_Exercise instructions_:
Write out all of the entries exactly, please.

[Start of Information given]

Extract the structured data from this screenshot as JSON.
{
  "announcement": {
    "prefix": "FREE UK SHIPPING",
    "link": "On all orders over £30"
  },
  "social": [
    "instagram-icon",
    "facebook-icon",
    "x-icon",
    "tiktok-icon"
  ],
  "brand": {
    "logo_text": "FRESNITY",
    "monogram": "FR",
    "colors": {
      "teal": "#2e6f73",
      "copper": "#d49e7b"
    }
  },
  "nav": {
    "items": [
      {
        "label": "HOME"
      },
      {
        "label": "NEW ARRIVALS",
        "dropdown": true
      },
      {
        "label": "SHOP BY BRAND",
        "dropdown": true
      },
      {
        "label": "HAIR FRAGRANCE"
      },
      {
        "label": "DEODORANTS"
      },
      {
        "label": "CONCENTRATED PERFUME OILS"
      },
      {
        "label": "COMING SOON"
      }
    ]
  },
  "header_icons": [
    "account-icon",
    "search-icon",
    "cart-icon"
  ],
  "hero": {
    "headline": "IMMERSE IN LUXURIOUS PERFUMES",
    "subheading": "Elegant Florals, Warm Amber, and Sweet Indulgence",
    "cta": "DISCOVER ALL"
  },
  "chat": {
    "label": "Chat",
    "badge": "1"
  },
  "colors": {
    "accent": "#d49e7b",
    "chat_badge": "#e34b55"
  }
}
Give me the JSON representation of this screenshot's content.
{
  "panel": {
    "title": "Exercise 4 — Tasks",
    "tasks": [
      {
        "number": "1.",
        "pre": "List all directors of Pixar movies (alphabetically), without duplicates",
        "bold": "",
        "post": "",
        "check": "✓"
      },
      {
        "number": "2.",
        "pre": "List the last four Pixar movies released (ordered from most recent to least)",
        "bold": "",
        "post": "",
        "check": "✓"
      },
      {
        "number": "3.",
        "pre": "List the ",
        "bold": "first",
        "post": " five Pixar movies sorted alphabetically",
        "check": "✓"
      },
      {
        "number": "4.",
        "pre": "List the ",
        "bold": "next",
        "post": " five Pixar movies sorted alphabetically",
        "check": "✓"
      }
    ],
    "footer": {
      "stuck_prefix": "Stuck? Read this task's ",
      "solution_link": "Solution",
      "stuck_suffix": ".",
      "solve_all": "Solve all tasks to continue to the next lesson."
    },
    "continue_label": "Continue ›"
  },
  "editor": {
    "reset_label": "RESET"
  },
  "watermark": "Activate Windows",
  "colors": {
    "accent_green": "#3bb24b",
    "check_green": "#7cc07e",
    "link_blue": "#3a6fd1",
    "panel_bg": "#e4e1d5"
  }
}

[End of Information given]

_Written answer_:
Extract the structured data from this screenshot as JSON.
{
  "announcement": {
    "prefix": "FREE UK SHIPPING",
    "link": "On all orders over £30"
  },
  "social": [
    "instagram-icon",
    "facebook-icon",
    "x-icon",
    "tiktok-icon"
  ],
  "brand": {
    "logo_text": "FRESNITY",
    "monogram": "FR",
    "colors": {
      "teal": "#2e6f73",
      "copper": "#d49e7b"
    }
  },
  "nav": {
    "items": [
      {
        "label": "HOME"
      },
      {
        "label": "NEW ARRIVALS",
        "dropdown": true
      },
      {
        "label": "SHOP BY BRAND",
        "dropdown": true
      },
      {
        "label": "HAIR FRAGRANCE"
      },
      {
        "label": "DEODORANTS"
      },
      {
        "label": "CONCENTRATED PERFUME OILS"
      },
      {
        "label": "COMING SOON"
      }
    ]
  },
  "header_icons": [
    "account-icon",
    "search-icon",
    "cart-icon"
  ],
  "hero": {
    "headline": "IMMERSE IN LUXURIOUS PERFUMES",
    "subheading": "Elegant Florals, Warm Amber, and Sweet Indulgence",
    "cta": "DISCOVER ALL"
  },
  "chat": {
    "label": "Chat",
    "badge": "1"
  },
  "colors": {
    "accent": "#d49e7b",
    "chat_badge": "#e34b55"
  }
}
Give me the JSON representation of this screenshot's content.
{
  "panel": {
    "title": "Exercise 4 — Tasks",
    "tasks": [
      {
        "number": "1.",
        "pre": "List all directors of Pixar movies (alphabetically), without duplicates",
        "bold": "",
        "post": "",
        "check": "✓"
      },
      {
        "number": "2.",
        "pre": "List the last four Pixar movies released (ordered from most recent to least)",
        "bold": "",
        "post": "",
        "check": "✓"
      },
      {
        "number": "3.",
        "pre": "List the ",
        "bold": "first",
        "post": " five Pixar movies sorted alphabetically",
        "check": "✓"
      },
      {
        "number": "4.",
        "pre": "List the ",
        "bold": "next",
        "post": " five Pixar movies sorted alphabetically",
        "check": "✓"
      }
    ],
    "footer": {
      "stuck_prefix": "Stuck? Read this task's ",
      "solution_link": "Solution",
      "stuck_suffix": ".",
      "solve_all": "Solve all tasks to continue to the next lesson."
    },
    "continue_label": "Continue ›"
  },
  "editor": {
    "reset_label": "RESET"
  },
  "watermark": "Activate Windows",
  "colors": {
    "accent_green": "#3bb24b",
    "check_green": "#7cc07e",
    "link_blue": "#3a6fd1",
    "panel_bg": "#e4e1d5"
  }
}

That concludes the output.